Reproduce every line in the listing that contains the word "name".
==== DATA FOR THIS EXERCISE ====
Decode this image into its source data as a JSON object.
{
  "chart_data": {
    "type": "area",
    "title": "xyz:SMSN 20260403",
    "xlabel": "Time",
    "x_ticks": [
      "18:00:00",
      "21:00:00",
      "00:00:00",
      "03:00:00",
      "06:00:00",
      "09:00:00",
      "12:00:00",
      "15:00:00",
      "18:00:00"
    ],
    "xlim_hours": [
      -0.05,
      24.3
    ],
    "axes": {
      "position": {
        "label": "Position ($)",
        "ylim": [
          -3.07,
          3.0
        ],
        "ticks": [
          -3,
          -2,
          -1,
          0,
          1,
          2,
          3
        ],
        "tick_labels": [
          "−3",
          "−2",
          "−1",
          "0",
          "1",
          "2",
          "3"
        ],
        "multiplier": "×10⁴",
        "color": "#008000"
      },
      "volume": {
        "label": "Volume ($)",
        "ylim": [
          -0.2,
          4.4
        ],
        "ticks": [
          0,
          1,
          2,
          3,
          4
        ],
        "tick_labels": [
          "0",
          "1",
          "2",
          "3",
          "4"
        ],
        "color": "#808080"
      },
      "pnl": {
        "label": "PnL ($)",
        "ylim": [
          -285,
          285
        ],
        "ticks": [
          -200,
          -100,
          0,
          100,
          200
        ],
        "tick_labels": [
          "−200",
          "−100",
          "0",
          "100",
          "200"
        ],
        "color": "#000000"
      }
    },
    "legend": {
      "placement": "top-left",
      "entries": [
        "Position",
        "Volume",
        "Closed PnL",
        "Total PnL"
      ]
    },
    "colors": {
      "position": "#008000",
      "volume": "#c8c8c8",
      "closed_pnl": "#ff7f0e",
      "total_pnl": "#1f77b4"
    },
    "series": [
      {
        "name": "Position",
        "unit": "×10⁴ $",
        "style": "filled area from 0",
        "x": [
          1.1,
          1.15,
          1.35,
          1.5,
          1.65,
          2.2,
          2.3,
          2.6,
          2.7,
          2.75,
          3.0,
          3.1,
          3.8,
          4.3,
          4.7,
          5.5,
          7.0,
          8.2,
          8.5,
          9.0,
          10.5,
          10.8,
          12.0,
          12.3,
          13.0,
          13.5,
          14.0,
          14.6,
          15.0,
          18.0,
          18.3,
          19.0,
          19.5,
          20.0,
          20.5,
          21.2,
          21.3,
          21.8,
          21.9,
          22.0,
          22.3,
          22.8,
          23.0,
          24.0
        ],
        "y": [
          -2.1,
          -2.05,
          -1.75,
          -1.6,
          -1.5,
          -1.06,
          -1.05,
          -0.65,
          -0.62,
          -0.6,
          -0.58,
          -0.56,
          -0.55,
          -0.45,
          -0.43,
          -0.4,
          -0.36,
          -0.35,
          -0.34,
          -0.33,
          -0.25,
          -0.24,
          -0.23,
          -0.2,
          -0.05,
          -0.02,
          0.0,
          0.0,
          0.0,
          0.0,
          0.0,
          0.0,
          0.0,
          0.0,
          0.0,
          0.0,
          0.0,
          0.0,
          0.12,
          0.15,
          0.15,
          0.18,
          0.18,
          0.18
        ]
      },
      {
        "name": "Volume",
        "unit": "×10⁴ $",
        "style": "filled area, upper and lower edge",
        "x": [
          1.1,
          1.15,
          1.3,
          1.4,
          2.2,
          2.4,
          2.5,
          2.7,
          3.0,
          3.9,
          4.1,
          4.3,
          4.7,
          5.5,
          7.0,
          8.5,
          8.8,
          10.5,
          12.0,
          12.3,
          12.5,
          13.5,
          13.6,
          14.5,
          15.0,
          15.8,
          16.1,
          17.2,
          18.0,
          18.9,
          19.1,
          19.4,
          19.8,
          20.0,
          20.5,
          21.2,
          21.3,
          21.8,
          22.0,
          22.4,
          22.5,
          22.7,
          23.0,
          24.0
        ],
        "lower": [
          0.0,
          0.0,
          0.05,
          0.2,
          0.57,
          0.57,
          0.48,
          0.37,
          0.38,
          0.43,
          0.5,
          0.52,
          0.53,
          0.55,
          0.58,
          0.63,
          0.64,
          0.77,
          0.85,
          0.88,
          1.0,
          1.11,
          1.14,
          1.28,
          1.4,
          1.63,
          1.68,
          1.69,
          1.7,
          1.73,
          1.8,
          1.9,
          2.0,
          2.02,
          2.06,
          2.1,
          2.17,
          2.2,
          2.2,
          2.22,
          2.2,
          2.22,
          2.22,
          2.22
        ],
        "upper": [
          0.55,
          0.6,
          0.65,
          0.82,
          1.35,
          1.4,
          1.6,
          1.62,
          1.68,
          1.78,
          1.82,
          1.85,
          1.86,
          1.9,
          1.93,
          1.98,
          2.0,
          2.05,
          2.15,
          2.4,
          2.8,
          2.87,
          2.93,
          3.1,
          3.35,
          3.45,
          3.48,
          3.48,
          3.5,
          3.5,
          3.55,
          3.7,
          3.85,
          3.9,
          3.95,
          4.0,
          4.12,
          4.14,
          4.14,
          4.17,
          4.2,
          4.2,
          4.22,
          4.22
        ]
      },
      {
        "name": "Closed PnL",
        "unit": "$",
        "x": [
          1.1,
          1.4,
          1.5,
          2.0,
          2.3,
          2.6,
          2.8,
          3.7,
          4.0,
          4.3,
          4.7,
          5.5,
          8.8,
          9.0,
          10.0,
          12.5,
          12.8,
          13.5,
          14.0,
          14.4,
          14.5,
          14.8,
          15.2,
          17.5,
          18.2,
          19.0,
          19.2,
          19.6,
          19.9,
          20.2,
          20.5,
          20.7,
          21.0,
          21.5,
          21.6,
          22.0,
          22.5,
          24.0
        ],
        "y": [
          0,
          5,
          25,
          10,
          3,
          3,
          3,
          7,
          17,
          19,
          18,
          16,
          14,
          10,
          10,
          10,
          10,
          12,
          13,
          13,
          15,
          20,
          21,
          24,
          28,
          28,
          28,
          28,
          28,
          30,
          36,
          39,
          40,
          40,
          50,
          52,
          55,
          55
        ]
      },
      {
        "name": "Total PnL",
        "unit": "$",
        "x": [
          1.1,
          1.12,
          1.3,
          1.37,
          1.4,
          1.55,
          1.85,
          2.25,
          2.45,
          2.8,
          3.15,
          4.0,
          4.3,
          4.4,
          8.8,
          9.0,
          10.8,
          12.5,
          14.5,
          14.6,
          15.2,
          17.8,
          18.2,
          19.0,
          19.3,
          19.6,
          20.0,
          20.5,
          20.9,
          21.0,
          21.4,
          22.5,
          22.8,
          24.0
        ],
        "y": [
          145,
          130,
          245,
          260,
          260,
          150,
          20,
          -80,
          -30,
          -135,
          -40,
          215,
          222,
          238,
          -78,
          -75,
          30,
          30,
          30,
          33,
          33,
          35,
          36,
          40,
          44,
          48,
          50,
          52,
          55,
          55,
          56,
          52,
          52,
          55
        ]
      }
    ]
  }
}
====
▶ [PROBLEM SOLUTION]:
        "name": "Position",
        "name": "Volume",
        "name": "Closed PnL",
        "name": "Total PnL",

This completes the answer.